[EXERCISE TASK] Pull out from the material below all lines with "vida".

============================================================

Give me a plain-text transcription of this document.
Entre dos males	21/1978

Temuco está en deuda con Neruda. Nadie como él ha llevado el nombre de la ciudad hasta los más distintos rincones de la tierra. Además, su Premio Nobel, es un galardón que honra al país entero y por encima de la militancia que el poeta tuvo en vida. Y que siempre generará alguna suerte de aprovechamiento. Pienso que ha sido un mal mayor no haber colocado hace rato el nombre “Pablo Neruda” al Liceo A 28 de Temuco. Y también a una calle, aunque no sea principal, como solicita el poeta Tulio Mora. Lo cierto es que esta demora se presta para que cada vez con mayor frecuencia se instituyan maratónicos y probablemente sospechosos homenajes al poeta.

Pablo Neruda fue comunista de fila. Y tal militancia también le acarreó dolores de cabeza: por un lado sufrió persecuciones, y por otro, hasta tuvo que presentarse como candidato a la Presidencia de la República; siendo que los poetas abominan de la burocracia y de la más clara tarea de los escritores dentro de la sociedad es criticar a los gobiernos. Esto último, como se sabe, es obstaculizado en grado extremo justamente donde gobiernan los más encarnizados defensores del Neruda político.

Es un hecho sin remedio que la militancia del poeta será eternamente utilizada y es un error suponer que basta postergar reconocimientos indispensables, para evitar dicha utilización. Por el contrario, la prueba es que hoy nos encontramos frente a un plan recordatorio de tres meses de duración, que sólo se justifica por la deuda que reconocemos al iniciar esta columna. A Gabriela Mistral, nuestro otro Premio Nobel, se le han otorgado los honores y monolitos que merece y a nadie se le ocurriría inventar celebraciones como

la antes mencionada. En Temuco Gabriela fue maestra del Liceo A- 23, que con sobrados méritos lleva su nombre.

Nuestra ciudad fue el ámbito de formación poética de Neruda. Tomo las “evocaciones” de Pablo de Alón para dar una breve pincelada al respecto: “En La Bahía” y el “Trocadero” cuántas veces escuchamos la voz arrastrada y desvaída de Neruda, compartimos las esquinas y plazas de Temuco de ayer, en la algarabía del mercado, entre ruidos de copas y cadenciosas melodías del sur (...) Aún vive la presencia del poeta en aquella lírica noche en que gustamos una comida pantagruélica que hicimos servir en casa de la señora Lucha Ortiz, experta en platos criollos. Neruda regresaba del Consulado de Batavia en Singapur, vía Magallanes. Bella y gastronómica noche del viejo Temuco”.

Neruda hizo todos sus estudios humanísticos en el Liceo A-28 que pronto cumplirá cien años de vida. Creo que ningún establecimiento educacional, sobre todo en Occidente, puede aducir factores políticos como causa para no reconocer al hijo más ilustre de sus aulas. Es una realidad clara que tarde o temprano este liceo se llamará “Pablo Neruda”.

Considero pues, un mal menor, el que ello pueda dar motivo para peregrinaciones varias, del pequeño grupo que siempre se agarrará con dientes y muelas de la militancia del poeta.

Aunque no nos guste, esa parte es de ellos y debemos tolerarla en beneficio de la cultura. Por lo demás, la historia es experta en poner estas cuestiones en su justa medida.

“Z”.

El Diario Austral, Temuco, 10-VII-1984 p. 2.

============================================================

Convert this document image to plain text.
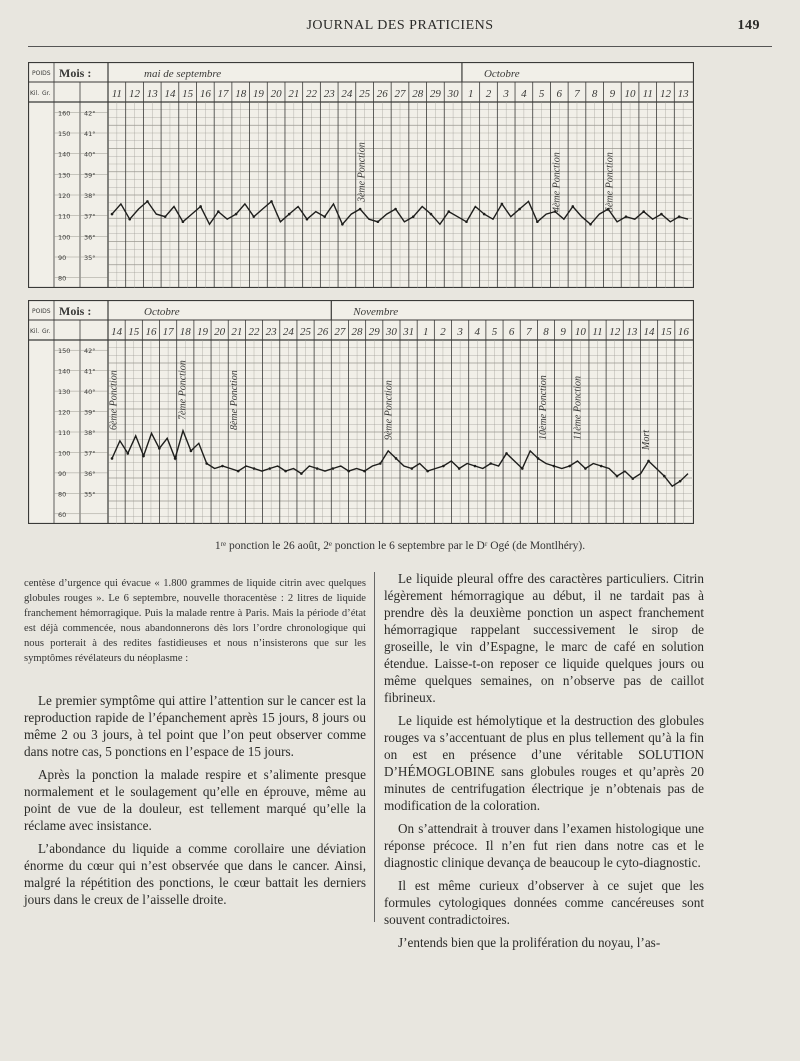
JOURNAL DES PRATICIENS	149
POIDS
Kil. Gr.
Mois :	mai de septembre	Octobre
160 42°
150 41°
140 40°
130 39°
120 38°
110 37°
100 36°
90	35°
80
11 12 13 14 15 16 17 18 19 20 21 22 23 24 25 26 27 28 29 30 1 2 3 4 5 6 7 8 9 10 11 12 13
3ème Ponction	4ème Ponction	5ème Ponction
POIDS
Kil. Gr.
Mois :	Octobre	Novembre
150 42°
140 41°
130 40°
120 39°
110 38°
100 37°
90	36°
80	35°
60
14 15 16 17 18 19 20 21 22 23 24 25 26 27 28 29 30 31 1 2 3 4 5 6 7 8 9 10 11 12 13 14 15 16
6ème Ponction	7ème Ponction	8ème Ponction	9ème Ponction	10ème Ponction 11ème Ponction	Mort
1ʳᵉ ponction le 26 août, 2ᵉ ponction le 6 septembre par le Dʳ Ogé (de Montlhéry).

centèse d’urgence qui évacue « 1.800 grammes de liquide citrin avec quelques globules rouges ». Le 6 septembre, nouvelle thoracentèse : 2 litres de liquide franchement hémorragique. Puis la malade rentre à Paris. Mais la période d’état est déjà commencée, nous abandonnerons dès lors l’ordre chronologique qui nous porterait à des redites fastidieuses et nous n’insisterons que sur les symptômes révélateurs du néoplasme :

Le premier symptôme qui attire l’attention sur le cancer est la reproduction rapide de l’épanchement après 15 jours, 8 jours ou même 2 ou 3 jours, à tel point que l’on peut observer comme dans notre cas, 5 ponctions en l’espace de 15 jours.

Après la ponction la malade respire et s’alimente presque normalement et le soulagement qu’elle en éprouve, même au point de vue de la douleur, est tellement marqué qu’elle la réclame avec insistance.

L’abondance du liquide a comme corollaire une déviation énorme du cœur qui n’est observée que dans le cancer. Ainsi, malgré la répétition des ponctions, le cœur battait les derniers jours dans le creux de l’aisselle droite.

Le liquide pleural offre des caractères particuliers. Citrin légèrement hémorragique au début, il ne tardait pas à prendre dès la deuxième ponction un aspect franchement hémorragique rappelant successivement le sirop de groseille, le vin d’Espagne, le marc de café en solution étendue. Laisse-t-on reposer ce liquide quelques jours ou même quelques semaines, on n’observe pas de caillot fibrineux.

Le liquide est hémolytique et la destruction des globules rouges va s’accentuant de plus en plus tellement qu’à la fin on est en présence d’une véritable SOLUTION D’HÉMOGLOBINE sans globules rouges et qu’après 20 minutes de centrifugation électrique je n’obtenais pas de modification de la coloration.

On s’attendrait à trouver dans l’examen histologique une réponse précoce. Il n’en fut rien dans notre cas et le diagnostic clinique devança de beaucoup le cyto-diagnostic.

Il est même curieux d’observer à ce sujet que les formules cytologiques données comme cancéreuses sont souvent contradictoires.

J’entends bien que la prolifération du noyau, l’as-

============================================================

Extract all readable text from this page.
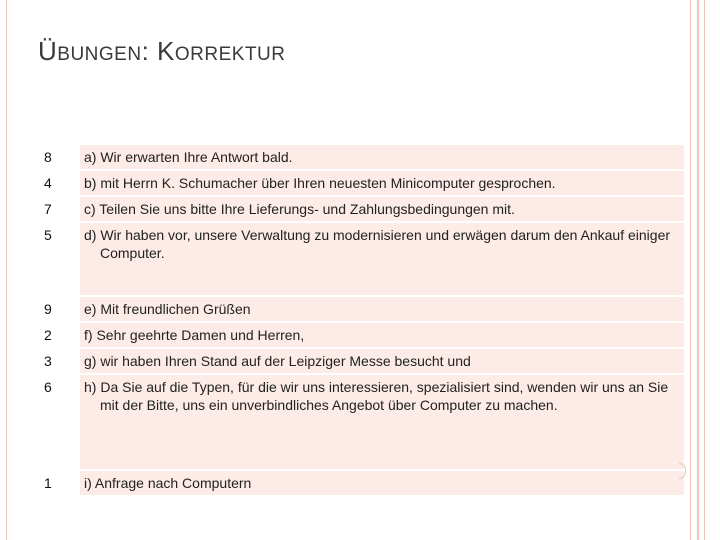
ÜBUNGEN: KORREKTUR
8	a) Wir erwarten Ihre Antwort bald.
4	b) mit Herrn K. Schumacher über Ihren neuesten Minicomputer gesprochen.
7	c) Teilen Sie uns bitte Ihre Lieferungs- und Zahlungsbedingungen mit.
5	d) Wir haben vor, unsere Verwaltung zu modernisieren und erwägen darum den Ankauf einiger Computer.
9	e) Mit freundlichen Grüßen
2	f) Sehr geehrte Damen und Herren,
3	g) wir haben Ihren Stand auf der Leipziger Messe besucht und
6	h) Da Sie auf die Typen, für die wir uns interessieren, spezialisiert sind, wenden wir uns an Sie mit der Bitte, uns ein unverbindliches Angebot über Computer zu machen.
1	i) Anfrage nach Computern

============================================================

[SOLUTION TO THIS TASK]
Temuco está en deuda con Neruda. Nadie como él ha llevado el nombre de la ciudad hasta los más distintos rincones de la tierra. Además, su Premio Nobel, es un galardón que honra al país entero y por encima de la militancia que el poeta tuvo en vida. Y que siempre generará alguna suerte de aprovechamiento. Pienso que ha sido un mal mayor no haber colocado hace rato el nombre “Pablo Neruda” al Liceo A 28 de Temuco. Y también a una calle, aunque no sea principal, como solicita el poeta Tulio Mora. Lo cierto es que esta demora se presta para que cada vez con mayor frecuencia se instituyan maratónicos y probablemente sospechosos homenajes al poeta.
Neruda hizo todos sus estudios humanísticos en el Liceo A-28 que pronto cumplirá cien años de vida. Creo que ningún establecimiento educacional, sobre todo en Occidente, puede aducir factores políticos como causa para no reconocer al hijo más ilustre de sus aulas. Es una realidad clara que tarde o temprano este liceo se llamará “Pablo Neruda”.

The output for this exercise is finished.